Extend the travel account below about arriving at the Siem Reap airport and meeting the tuk tuk driver, picking up after its last sentence.

- TEXT -
☆ ☆ ☆ ☆ ☆ ☆ ☆
I grabbed my bag from baggage claim and made my way out of the airport.  I felt rather VIP-esque when I spotted my driver with my name on a large piece of paper.  The Siem Reap Hostel (my accommodations for the next 4 days and 3 nights) provided airport pick up (via tuk tuk) for their guests for free! made sure my tuk tuk driver was there to greet me and escort me back to the hostel.

 I walked up to him, introduced myself and learned that his name was Bunna.  Bunna was pleasant and cute looking man with a matching disposition that spoke superb English (this was a welcomed sigh of relief, as unlike in Thailand most of the drivers that I paid for service only spoke Thai or very little English). He stood approximately 5’9″ with creamy reddish-brown skin, dark brown curly hair, slanted hazelnut eyes, and a slight beer belly.  He walked me over to his tuk tuk and proceeded to make his way towards my living quarters for the next few days, The Siem Reap Hostel.
☆ ☆ ☆ ☆ ☆ ☆ ☆
- DATA EXCERPTS -
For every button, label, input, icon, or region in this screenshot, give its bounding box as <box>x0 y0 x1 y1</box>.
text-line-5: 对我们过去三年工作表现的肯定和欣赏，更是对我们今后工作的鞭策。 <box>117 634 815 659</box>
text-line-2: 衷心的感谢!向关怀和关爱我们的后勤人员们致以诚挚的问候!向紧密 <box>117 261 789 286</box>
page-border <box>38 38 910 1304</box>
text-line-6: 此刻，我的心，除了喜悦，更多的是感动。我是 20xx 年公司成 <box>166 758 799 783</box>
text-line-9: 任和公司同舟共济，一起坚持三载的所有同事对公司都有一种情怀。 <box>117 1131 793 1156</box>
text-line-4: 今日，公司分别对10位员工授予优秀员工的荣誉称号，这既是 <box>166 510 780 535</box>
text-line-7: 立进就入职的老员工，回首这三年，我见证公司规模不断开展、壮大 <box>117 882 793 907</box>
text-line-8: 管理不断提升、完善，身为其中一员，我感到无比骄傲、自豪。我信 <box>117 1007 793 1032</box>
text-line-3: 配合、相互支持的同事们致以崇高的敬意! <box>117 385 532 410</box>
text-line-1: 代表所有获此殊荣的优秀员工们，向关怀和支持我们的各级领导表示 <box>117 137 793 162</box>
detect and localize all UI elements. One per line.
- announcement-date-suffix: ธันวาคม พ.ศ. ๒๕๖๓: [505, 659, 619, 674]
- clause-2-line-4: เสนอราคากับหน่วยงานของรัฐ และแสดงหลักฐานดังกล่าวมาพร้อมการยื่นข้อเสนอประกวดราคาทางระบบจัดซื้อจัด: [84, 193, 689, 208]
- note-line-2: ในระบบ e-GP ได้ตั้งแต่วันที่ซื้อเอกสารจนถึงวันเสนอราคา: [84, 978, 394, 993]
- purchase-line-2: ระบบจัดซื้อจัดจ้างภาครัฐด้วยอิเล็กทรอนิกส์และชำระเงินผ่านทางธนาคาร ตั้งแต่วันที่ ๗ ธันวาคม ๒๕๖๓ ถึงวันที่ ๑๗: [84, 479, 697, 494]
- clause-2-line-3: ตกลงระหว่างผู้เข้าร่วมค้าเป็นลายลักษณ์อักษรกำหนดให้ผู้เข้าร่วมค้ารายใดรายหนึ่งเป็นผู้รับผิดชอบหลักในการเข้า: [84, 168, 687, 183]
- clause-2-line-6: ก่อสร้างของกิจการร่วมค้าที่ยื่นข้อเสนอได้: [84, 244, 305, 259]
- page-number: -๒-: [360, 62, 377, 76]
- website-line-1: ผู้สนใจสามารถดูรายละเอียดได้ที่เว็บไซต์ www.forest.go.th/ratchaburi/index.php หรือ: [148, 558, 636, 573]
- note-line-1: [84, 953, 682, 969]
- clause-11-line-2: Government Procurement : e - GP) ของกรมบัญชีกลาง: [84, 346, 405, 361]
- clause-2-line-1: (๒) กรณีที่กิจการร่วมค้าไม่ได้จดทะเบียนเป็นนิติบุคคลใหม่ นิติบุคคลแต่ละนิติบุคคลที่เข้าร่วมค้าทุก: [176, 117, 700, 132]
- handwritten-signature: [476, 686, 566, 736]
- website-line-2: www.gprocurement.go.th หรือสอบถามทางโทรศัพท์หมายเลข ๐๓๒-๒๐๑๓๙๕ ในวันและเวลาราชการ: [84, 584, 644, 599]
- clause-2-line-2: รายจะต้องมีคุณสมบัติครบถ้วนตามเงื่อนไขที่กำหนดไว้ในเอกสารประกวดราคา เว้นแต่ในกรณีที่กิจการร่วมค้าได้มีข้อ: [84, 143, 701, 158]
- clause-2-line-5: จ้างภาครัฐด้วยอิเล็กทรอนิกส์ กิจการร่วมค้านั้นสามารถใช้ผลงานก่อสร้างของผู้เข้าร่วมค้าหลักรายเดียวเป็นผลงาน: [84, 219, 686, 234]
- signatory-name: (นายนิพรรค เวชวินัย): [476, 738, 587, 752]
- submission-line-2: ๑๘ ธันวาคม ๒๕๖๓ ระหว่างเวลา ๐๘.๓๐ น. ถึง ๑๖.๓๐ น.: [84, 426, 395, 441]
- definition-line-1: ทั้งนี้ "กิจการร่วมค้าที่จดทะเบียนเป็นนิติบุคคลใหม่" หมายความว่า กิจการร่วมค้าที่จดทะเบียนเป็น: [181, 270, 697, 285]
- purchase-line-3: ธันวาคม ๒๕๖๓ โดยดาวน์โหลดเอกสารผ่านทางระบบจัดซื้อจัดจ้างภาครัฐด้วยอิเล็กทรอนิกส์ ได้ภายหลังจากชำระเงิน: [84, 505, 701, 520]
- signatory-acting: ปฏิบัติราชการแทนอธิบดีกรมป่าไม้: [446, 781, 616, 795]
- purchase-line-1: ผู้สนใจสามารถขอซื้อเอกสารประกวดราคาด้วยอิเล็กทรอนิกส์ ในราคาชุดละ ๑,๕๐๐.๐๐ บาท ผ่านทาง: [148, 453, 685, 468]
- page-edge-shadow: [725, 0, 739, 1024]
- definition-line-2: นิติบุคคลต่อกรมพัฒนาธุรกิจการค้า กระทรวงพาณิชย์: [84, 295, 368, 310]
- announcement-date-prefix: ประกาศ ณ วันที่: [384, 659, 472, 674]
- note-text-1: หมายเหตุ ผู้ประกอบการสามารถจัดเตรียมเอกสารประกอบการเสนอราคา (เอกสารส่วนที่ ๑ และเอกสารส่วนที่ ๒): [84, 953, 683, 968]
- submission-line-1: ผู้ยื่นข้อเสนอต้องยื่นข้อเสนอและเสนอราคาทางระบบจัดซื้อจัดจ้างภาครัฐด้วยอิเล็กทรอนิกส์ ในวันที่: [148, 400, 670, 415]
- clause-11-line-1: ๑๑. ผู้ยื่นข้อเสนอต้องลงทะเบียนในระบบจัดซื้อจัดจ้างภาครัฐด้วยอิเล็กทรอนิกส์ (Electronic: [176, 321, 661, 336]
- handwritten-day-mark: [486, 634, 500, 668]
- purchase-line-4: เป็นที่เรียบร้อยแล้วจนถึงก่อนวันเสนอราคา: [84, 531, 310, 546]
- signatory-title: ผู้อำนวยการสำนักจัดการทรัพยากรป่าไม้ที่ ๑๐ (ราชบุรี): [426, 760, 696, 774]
☆ ☆ ☆ ☆ ☆ ☆ ☆
- THE RESULT -
En transit, I sat in the back of that tuk tuk and took it all in.  I was thousands of miles away from America (the only place that I’ve even known as home), but I felt like I was home.  Some places just speak to you, Cambodia spoke loudly.  The tears came without warning and I let them flow.  I watched the movie Tomb Raider (a film, starring Angelina Jolie, that was filmed in Siem Reap),  I watched travel shows that featured this beautiful country, I scoured the Internet for images of Angkor Wat, and I read numerous blogs that featured articles on visits to Cambodia.   I dreamed of this place and I was finally here .  To realize a dream while you’re still young enough to appreciate it is an indescribable feeling – a feeling that I implore you to realize while you’re young and able bodied enough to appreciate it.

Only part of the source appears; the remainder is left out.